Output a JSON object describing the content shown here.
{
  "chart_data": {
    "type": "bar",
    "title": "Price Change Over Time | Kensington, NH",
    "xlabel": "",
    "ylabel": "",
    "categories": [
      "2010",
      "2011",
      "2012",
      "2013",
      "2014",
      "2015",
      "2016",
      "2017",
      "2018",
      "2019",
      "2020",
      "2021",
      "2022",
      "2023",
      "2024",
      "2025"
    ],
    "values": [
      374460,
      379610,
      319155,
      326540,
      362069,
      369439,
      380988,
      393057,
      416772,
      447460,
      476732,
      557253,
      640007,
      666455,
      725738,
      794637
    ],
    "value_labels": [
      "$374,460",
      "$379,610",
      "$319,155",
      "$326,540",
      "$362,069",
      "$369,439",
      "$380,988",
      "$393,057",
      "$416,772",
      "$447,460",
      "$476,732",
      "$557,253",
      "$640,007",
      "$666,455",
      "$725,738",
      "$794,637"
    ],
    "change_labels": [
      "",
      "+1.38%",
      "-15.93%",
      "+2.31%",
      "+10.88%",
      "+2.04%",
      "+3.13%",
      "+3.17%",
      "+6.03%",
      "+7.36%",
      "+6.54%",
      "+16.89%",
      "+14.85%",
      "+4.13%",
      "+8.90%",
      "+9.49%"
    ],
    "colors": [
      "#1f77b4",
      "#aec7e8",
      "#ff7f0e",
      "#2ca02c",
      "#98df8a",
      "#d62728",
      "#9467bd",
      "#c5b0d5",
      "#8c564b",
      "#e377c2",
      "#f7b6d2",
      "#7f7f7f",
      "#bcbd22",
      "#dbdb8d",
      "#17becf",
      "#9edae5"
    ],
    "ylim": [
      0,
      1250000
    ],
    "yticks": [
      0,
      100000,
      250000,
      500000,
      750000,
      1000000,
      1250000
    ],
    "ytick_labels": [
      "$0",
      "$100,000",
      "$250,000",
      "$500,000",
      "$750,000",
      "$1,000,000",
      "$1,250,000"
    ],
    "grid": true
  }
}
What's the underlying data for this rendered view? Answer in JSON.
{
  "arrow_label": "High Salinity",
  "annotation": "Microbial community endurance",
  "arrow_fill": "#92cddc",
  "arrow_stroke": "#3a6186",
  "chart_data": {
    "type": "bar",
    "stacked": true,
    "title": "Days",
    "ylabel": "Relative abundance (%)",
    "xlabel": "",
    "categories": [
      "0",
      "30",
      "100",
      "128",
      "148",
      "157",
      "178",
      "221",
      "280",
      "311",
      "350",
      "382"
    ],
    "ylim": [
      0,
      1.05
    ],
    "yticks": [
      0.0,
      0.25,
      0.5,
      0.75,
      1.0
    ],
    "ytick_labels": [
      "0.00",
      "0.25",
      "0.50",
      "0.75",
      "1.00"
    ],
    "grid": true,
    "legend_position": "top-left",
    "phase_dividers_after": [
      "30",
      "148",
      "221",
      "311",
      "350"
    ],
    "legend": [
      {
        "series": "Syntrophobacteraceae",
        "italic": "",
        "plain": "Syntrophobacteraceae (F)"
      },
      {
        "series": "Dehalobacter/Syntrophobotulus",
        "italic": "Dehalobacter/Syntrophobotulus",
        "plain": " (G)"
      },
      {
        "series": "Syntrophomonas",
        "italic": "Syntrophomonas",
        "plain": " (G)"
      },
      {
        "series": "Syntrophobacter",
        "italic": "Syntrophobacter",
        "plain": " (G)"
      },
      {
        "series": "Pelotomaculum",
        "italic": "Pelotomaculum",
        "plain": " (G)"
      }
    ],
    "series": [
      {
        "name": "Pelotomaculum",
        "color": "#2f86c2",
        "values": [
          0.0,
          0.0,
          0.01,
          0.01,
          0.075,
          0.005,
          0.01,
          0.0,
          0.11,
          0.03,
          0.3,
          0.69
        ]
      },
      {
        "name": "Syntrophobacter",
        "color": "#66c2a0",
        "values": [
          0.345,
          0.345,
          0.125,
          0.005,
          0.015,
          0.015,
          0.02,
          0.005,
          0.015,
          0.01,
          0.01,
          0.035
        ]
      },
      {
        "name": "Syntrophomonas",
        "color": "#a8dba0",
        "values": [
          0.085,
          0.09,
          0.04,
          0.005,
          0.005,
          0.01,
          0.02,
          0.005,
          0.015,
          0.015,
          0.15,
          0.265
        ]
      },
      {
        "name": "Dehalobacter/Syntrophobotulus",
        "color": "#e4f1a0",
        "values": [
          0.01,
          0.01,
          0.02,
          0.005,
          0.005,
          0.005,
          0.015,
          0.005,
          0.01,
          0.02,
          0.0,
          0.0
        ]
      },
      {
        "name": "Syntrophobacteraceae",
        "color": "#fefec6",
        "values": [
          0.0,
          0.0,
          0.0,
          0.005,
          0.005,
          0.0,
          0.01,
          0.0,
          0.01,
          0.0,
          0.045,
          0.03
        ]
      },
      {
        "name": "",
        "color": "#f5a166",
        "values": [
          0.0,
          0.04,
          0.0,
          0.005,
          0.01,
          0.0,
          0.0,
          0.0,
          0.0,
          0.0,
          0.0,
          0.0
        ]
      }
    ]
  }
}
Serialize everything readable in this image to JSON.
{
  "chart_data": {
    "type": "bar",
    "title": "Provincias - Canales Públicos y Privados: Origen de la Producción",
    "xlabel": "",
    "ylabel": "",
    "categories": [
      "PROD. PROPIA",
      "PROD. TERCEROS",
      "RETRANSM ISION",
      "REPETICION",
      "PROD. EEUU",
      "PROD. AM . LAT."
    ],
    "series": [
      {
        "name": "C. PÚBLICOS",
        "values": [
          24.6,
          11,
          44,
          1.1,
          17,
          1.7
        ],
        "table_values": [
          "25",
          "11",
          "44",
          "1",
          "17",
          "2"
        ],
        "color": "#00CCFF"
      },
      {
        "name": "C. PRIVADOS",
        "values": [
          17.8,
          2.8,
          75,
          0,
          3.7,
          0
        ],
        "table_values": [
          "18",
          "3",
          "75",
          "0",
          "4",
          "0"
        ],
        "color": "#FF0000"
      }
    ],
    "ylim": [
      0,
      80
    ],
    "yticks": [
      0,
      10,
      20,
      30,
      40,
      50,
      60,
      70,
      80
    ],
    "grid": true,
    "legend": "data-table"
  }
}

- - -

◆ Work required ◆
Retype the records in full. Keep every line identical to the original.

◆ Written solution ◆
Output a JSON object describing the content shown here.
{
  "chart_data": {
    "type": "bar",
    "title": "Price Change Over Time | Kensington, NH",
    "xlabel": "",
    "ylabel": "",
    "categories": [
      "2010",
      "2011",
      "2012",
      "2013",
      "2014",
      "2015",
      "2016",
      "2017",
      "2018",
      "2019",
      "2020",
      "2021",
      "2022",
      "2023",
      "2024",
      "2025"
    ],
    "values": [
      374460,
      379610,
      319155,
      326540,
      362069,
      369439,
      380988,
      393057,
      416772,
      447460,
      476732,
      557253,
      640007,
      666455,
      725738,
      794637
    ],
    "value_labels": [
      "$374,460",
      "$379,610",
      "$319,155",
      "$326,540",
      "$362,069",
      "$369,439",
      "$380,988",
      "$393,057",
      "$416,772",
      "$447,460",
      "$476,732",
      "$557,253",
      "$640,007",
      "$666,455",
      "$725,738",
      "$794,637"
    ],
    "change_labels": [
      "",
      "+1.38%",
      "-15.93%",
      "+2.31%",
      "+10.88%",
      "+2.04%",
      "+3.13%",
      "+3.17%",
      "+6.03%",
      "+7.36%",
      "+6.54%",
      "+16.89%",
      "+14.85%",
      "+4.13%",
      "+8.90%",
      "+9.49%"
    ],
    "colors": [
      "#1f77b4",
      "#aec7e8",
      "#ff7f0e",
      "#2ca02c",
      "#98df8a",
      "#d62728",
      "#9467bd",
      "#c5b0d5",
      "#8c564b",
      "#e377c2",
      "#f7b6d2",
      "#7f7f7f",
      "#bcbd22",
      "#dbdb8d",
      "#17becf",
      "#9edae5"
    ],
    "ylim": [
      0,
      1250000
    ],
    "yticks": [
      0,
      100000,
      250000,
      500000,
      750000,
      1000000,
      1250000
    ],
    "ytick_labels": [
      "$0",
      "$100,000",
      "$250,000",
      "$500,000",
      "$750,000",
      "$1,000,000",
      "$1,250,000"
    ],
    "grid": true
  }
}
What's the underlying data for this rendered view? Answer in JSON.
{
  "arrow_label": "High Salinity",
  "annotation": "Microbial community endurance",
  "arrow_fill": "#92cddc",
  "arrow_stroke": "#3a6186",
  "chart_data": {
    "type": "bar",
    "stacked": true,
    "title": "Days",
    "ylabel": "Relative abundance (%)",
    "xlabel": "",
    "categories": [
      "0",
      "30",
      "100",
      "128",
      "148",
      "157",
      "178",
      "221",
      "280",
      "311",
      "350",
      "382"
    ],
    "ylim": [
      0,
      1.05
    ],
    "yticks": [
      0.0,
      0.25,
      0.5,
      0.75,
      1.0
    ],
    "ytick_labels": [
      "0.00",
      "0.25",
      "0.50",
      "0.75",
      "1.00"
    ],
    "grid": true,
    "legend_position": "top-left",
    "phase_dividers_after": [
      "30",
      "148",
      "221",
      "311",
      "350"
    ],
    "legend": [
      {
        "series": "Syntrophobacteraceae",
        "italic": "",
        "plain": "Syntrophobacteraceae (F)"
      },
      {
        "series": "Dehalobacter/Syntrophobotulus",
        "italic": "Dehalobacter/Syntrophobotulus",
        "plain": " (G)"
      },
      {
        "series": "Syntrophomonas",
        "italic": "Syntrophomonas",
        "plain": " (G)"
      },
      {
        "series": "Syntrophobacter",
        "italic": "Syntrophobacter",
        "plain": " (G)"
      },
      {
        "series": "Pelotomaculum",
        "italic": "Pelotomaculum",
        "plain": " (G)"
      }
    ],
    "series": [
      {
        "name": "Pelotomaculum",
        "color": "#2f86c2",
        "values": [
          0.0,
          0.0,
          0.01,
          0.01,
          0.075,
          0.005,
          0.01,
          0.0,
          0.11,
          0.03,
          0.3,
          0.69
        ]
      },
      {
        "name": "Syntrophobacter",
        "color": "#66c2a0",
        "values": [
          0.345,
          0.345,
          0.125,
          0.005,
          0.015,
          0.015,
          0.02,
          0.005,
          0.015,
          0.01,
          0.01,
          0.035
        ]
      },
      {
        "name": "Syntrophomonas",
        "color": "#a8dba0",
        "values": [
          0.085,
          0.09,
          0.04,
          0.005,
          0.005,
          0.01,
          0.02,
          0.005,
          0.015,
          0.015,
          0.15,
          0.265
        ]
      },
      {
        "name": "Dehalobacter/Syntrophobotulus",
        "color": "#e4f1a0",
        "values": [
          0.01,
          0.01,
          0.02,
          0.005,
          0.005,
          0.005,
          0.015,
          0.005,
          0.01,
          0.02,
          0.0,
          0.0
        ]
      },
      {
        "name": "Syntrophobacteraceae",
        "color": "#fefec6",
        "values": [
          0.0,
          0.0,
          0.0,
          0.005,
          0.005,
          0.0,
          0.01,
          0.0,
          0.01,
          0.0,
          0.045,
          0.03
        ]
      },
      {
        "name": "",
        "color": "#f5a166",
        "values": [
          0.0,
          0.04,
          0.0,
          0.005,
          0.01,
          0.0,
          0.0,
          0.0,
          0.0,
          0.0,
          0.0,
          0.0
        ]
      }
    ]
  }
}
Serialize everything readable in this image to JSON.
{
  "chart_data": {
    "type": "bar",
    "title": "Provincias - Canales Públicos y Privados: Origen de la Producción",
    "xlabel": "",
    "ylabel": "",
    "categories": [
      "PROD. PROPIA",
      "PROD. TERCEROS",
      "RETRANSM ISION",
      "REPETICION",
      "PROD. EEUU",
      "PROD. AM . LAT."
    ],
    "series": [
      {
        "name": "C. PÚBLICOS",
        "values": [
          24.6,
          11,
          44,
          1.1,
          17,
          1.7
        ],
        "table_values": [
          "25",
          "11",
          "44",
          "1",
          "17",
          "2"
        ],
        "color": "#00CCFF"
      },
      {
        "name": "C. PRIVADOS",
        "values": [
          17.8,
          2.8,
          75,
          0,
          3.7,
          0
        ],
        "table_values": [
          "18",
          "3",
          "75",
          "0",
          "4",
          "0"
        ],
        "color": "#FF0000"
      }
    ],
    "ylim": [
      0,
      80
    ],
    "yticks": [
      0,
      10,
      20,
      30,
      40,
      50,
      60,
      70,
      80
    ],
    "grid": true,
    "legend": "data-table"
  }
}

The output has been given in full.